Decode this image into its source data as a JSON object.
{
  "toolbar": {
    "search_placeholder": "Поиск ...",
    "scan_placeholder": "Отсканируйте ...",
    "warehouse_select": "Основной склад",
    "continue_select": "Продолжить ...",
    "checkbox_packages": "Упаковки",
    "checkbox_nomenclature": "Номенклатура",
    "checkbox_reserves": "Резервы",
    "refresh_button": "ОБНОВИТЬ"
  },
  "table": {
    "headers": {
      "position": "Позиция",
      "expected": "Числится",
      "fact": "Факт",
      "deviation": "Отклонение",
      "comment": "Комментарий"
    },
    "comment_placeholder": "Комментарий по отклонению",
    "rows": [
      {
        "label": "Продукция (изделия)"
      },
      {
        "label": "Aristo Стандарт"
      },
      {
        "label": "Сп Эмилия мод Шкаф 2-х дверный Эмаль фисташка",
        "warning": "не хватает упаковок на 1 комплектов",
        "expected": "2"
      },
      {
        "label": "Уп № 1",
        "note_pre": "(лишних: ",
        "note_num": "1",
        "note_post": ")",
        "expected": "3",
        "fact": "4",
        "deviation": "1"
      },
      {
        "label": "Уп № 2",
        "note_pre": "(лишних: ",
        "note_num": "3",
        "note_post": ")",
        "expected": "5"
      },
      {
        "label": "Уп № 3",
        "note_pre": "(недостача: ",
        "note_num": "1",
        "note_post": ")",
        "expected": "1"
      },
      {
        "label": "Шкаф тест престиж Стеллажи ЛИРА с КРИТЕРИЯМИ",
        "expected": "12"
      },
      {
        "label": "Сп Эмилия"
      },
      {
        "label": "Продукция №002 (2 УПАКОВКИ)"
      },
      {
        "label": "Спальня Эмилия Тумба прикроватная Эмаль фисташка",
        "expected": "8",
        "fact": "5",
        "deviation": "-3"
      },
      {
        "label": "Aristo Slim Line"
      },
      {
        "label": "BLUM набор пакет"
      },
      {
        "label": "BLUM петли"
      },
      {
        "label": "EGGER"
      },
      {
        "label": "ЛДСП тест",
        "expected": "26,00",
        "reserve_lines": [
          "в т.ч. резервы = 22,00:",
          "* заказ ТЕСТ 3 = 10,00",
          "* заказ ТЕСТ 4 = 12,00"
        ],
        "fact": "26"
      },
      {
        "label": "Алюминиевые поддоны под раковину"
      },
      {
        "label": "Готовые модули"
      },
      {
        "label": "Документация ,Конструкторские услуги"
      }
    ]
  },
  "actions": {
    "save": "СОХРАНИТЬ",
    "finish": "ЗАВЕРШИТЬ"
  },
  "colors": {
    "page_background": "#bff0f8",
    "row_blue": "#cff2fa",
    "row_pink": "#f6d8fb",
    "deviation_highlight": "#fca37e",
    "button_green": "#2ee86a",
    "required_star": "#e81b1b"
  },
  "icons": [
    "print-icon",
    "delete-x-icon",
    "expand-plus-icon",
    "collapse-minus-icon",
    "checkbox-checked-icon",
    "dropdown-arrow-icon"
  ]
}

※

Your instructions – All entries shown above should be printed again exactly.

Reply to the exercise –
Decode this image into its source data as a JSON object.
{
  "toolbar": {
    "search_placeholder": "Поиск ...",
    "scan_placeholder": "Отсканируйте ...",
    "warehouse_select": "Основной склад",
    "continue_select": "Продолжить ...",
    "checkbox_packages": "Упаковки",
    "checkbox_nomenclature": "Номенклатура",
    "checkbox_reserves": "Резервы",
    "refresh_button": "ОБНОВИТЬ"
  },
  "table": {
    "headers": {
      "position": "Позиция",
      "expected": "Числится",
      "fact": "Факт",
      "deviation": "Отклонение",
      "comment": "Комментарий"
    },
    "comment_placeholder": "Комментарий по отклонению",
    "rows": [
      {
        "label": "Продукция (изделия)"
      },
      {
        "label": "Aristo Стандарт"
      },
      {
        "label": "Сп Эмилия мод Шкаф 2-х дверный Эмаль фисташка",
        "warning": "не хватает упаковок на 1 комплектов",
        "expected": "2"
      },
      {
        "label": "Уп № 1",
        "note_pre": "(лишних: ",
        "note_num": "1",
        "note_post": ")",
        "expected": "3",
        "fact": "4",
        "deviation": "1"
      },
      {
        "label": "Уп № 2",
        "note_pre": "(лишних: ",
        "note_num": "3",
        "note_post": ")",
        "expected": "5"
      },
      {
        "label": "Уп № 3",
        "note_pre": "(недостача: ",
        "note_num": "1",
        "note_post": ")",
        "expected": "1"
      },
      {
        "label": "Шкаф тест престиж Стеллажи ЛИРА с КРИТЕРИЯМИ",
        "expected": "12"
      },
      {
        "label": "Сп Эмилия"
      },
      {
        "label": "Продукция №002 (2 УПАКОВКИ)"
      },
      {
        "label": "Спальня Эмилия Тумба прикроватная Эмаль фисташка",
        "expected": "8",
        "fact": "5",
        "deviation": "-3"
      },
      {
        "label": "Aristo Slim Line"
      },
      {
        "label": "BLUM набор пакет"
      },
      {
        "label": "BLUM петли"
      },
      {
        "label": "EGGER"
      },
      {
        "label": "ЛДСП тест",
        "expected": "26,00",
        "reserve_lines": [
          "в т.ч. резервы = 22,00:",
          "* заказ ТЕСТ 3 = 10,00",
          "* заказ ТЕСТ 4 = 12,00"
        ],
        "fact": "26"
      },
      {
        "label": "Алюминиевые поддоны под раковину"
      },
      {
        "label": "Готовые модули"
      },
      {
        "label": "Документация ,Конструкторские услуги"
      }
    ]
  },
  "actions": {
    "save": "СОХРАНИТЬ",
    "finish": "ЗАВЕРШИТЬ"
  },
  "colors": {
    "page_background": "#bff0f8",
    "row_blue": "#cff2fa",
    "row_pink": "#f6d8fb",
    "deviation_highlight": "#fca37e",
    "button_green": "#2ee86a",
    "required_star": "#e81b1b"
  },
  "icons": [
    "print-icon",
    "delete-x-icon",
    "expand-plus-icon",
    "collapse-minus-icon",
    "checkbox-checked-icon",
    "dropdown-arrow-icon"
  ]
}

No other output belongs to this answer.